— Begin —

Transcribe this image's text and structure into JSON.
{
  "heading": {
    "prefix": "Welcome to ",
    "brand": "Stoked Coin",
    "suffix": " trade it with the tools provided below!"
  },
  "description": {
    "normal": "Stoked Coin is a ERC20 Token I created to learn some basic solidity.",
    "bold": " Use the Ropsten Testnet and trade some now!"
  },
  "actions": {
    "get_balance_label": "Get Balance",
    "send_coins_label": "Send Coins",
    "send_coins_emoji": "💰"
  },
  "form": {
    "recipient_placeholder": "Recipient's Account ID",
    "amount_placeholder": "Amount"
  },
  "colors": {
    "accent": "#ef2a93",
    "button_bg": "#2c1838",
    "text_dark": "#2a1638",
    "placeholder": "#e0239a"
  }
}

— End —
— Begin —

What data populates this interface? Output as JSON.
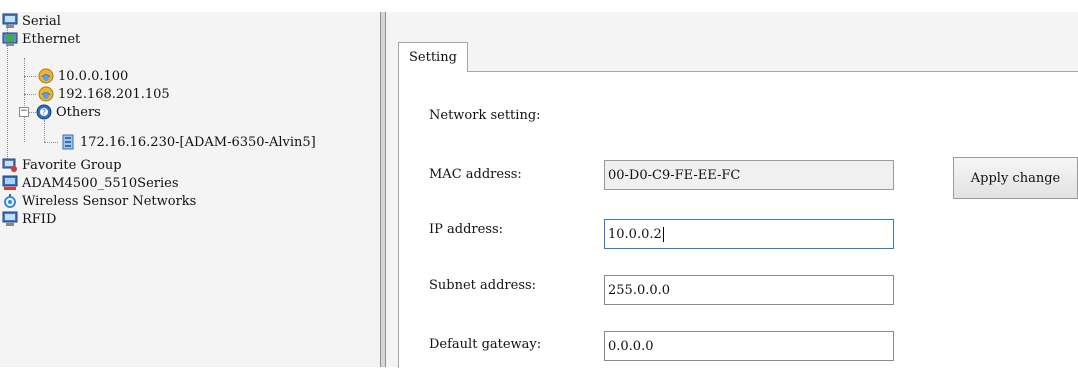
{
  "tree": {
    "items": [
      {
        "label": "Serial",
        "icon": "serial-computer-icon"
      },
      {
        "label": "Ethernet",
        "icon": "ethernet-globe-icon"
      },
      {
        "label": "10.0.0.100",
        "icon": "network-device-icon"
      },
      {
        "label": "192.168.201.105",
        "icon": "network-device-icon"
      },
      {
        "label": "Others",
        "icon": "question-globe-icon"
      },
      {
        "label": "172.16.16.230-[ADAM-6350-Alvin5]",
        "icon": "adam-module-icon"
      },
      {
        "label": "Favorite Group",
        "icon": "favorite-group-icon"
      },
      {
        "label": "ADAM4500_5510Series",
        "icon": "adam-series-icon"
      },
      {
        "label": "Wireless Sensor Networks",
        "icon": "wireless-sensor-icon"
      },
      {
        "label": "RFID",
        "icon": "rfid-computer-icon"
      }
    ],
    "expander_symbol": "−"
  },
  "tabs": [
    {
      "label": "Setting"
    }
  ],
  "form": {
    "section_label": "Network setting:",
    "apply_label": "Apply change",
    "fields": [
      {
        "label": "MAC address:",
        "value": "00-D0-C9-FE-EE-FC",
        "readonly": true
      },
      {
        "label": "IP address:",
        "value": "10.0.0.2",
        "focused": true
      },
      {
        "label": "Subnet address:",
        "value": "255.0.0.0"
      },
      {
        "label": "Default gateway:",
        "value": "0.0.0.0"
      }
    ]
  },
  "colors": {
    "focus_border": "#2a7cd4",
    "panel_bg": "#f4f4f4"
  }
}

— End —

**TASK OBJECTIVE:**
Take every line from the records above that has the word "this" and copy it.

**SOLVED EXERCISE:**
Transcribe this image's text and structure into JSON.
What data populates this interface? Output as JSON.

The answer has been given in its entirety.